### Written problem
Reproduce the records from their start through the line containing "x-tick-label: 1500 <box>555 476 584 490</box>", substituting "vertical-tick-label" for every occurrence of "y-tick-label" and leaving everything else unchanged; give only those lines.

+--

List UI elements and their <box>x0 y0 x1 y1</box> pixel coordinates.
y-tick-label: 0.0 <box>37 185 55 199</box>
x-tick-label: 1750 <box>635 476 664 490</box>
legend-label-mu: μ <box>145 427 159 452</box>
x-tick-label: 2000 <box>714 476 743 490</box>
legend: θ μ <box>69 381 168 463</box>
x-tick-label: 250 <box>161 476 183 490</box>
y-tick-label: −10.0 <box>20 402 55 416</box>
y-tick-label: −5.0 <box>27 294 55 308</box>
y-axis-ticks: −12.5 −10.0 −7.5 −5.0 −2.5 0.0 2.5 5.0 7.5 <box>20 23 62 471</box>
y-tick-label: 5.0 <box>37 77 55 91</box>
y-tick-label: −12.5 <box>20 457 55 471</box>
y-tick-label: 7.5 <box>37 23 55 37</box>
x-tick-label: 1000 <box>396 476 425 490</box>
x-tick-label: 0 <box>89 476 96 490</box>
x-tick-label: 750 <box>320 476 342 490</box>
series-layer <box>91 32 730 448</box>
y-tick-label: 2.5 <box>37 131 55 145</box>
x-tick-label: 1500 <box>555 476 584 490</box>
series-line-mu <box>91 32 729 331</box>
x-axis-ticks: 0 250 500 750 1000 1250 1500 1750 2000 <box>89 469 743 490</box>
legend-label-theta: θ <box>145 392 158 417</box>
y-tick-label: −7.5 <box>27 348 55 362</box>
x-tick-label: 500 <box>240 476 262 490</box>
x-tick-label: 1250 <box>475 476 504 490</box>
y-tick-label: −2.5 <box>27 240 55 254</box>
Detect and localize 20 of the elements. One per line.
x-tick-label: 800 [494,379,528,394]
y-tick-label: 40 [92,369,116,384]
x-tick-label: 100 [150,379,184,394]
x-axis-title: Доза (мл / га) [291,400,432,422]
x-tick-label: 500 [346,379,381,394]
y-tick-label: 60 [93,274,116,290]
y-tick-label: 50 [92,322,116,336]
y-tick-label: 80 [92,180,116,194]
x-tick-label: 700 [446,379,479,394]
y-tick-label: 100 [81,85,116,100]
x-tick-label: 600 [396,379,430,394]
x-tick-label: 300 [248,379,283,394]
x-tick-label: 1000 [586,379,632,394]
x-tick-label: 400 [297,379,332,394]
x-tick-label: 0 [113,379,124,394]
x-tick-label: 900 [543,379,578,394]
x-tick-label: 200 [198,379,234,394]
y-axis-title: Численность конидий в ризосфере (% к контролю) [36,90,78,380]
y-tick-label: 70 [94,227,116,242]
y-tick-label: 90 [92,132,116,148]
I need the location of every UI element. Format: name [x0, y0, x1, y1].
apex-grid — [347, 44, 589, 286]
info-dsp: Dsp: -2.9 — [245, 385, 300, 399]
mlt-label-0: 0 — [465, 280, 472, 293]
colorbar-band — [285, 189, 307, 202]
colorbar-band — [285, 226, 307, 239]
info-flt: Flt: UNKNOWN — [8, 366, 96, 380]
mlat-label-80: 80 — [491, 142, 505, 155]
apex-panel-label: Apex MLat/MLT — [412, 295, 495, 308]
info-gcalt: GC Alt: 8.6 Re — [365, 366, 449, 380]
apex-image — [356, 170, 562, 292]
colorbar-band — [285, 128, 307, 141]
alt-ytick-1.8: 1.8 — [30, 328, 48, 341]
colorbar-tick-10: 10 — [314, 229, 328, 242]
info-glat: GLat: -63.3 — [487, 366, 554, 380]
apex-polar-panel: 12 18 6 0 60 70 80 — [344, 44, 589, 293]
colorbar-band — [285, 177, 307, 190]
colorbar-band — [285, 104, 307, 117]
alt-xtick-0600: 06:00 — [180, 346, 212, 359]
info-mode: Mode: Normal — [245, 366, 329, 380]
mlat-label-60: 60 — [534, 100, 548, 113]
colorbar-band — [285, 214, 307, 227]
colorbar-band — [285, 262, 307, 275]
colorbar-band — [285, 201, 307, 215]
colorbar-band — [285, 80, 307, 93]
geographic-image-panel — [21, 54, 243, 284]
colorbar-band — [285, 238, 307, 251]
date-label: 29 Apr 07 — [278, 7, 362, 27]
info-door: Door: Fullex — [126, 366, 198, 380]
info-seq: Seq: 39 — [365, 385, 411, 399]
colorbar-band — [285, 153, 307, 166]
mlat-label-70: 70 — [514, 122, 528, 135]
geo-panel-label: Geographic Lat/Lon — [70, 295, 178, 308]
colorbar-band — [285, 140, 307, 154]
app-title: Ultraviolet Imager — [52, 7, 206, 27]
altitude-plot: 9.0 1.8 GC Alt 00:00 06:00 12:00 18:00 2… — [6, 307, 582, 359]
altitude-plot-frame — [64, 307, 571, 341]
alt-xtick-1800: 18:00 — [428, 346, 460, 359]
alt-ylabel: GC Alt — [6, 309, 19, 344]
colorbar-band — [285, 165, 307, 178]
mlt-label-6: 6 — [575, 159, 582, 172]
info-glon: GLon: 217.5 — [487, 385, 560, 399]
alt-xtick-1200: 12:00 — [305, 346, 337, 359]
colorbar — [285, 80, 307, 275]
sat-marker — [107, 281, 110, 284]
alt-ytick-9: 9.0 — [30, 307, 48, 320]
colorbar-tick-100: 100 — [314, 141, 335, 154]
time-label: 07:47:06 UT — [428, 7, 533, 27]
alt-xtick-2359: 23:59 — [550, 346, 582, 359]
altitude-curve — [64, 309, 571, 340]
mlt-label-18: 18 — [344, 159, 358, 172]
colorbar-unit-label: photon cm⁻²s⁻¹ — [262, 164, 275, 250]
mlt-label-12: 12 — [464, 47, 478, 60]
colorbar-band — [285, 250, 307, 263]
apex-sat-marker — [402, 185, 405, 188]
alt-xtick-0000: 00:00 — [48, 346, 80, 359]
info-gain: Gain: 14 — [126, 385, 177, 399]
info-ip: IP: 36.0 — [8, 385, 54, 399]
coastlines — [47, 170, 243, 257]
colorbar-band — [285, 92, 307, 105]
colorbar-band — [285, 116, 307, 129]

+--

### Finished task
List UI elements and their <box>x0 y0 x1 y1</box> pixel coordinates.
vertical-tick-label: 0.0 <box>37 185 55 199</box>
x-tick-label: 1750 <box>635 476 664 490</box>
legend-label-mu: μ <box>145 427 159 452</box>
x-tick-label: 2000 <box>714 476 743 490</box>
legend: θ μ <box>69 381 168 463</box>
x-tick-label: 250 <box>161 476 183 490</box>
vertical-tick-label: −10.0 <box>20 402 55 416</box>
vertical-tick-label: −5.0 <box>27 294 55 308</box>
y-axis-ticks: −12.5 −10.0 −7.5 −5.0 −2.5 0.0 2.5 5.0 7.5 <box>20 23 62 471</box>
vertical-tick-label: 5.0 <box>37 77 55 91</box>
vertical-tick-label: −12.5 <box>20 457 55 471</box>
vertical-tick-label: 7.5 <box>37 23 55 37</box>
x-tick-label: 1000 <box>396 476 425 490</box>
x-tick-label: 0 <box>89 476 96 490</box>
x-tick-label: 750 <box>320 476 342 490</box>
series-layer <box>91 32 730 448</box>
vertical-tick-label: 2.5 <box>37 131 55 145</box>
x-tick-label: 1500 <box>555 476 584 490</box>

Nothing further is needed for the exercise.